------ Records for this exercise
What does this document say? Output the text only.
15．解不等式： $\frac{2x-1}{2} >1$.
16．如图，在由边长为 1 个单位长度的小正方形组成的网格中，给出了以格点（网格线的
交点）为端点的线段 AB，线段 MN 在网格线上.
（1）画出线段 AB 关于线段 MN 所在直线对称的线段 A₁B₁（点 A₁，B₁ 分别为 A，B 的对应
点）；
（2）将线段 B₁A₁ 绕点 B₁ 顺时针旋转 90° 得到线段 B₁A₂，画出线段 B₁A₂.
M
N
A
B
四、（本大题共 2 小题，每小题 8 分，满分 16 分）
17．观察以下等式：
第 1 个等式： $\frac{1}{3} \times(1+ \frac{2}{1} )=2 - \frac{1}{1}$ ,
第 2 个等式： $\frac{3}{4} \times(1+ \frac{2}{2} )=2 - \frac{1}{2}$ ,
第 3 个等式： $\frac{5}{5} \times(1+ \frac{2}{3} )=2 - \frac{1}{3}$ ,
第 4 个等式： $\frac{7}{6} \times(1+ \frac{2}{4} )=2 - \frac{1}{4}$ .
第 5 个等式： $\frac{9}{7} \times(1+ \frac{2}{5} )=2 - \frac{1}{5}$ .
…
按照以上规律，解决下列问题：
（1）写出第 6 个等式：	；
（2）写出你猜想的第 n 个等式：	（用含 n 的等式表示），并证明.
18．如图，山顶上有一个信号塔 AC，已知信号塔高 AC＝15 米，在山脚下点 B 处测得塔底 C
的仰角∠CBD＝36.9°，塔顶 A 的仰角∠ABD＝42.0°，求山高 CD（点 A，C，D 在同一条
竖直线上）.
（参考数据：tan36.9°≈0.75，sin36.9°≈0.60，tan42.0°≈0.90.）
------------
● Stated goal:
Please set down all the data word for word.

● Exercise result:
What does this document say? Output the text only.
15．解不等式： $\frac{2x-1}{2} >1$.
16．如图，在由边长为 1 个单位长度的小正方形组成的网格中，给出了以格点（网格线的
交点）为端点的线段 AB，线段 MN 在网格线上.
（1）画出线段 AB 关于线段 MN 所在直线对称的线段 A₁B₁（点 A₁，B₁ 分别为 A，B 的对应
点）；
（2）将线段 B₁A₁ 绕点 B₁ 顺时针旋转 90° 得到线段 B₁A₂，画出线段 B₁A₂.
M
N
A
B
四、（本大题共 2 小题，每小题 8 分，满分 16 分）
17．观察以下等式：
第 1 个等式： $\frac{1}{3} \times(1+ \frac{2}{1} )=2 - \frac{1}{1}$ ,
第 2 个等式： $\frac{3}{4} \times(1+ \frac{2}{2} )=2 - \frac{1}{2}$ ,
第 3 个等式： $\frac{5}{5} \times(1+ \frac{2}{3} )=2 - \frac{1}{3}$ ,
第 4 个等式： $\frac{7}{6} \times(1+ \frac{2}{4} )=2 - \frac{1}{4}$ .
第 5 个等式： $\frac{9}{7} \times(1+ \frac{2}{5} )=2 - \frac{1}{5}$ .
…
按照以上规律，解决下列问题：
（1）写出第 6 个等式：	；
（2）写出你猜想的第 n 个等式：	（用含 n 的等式表示），并证明.
18．如图，山顶上有一个信号塔 AC，已知信号塔高 AC＝15 米，在山脚下点 B 处测得塔底 C
的仰角∠CBD＝36.9°，塔顶 A 的仰角∠ABD＝42.0°，求山高 CD（点 A，C，D 在同一条
竖直线上）.
（参考数据：tan36.9°≈0.75，sin36.9°≈0.60，tan42.0°≈0.90.）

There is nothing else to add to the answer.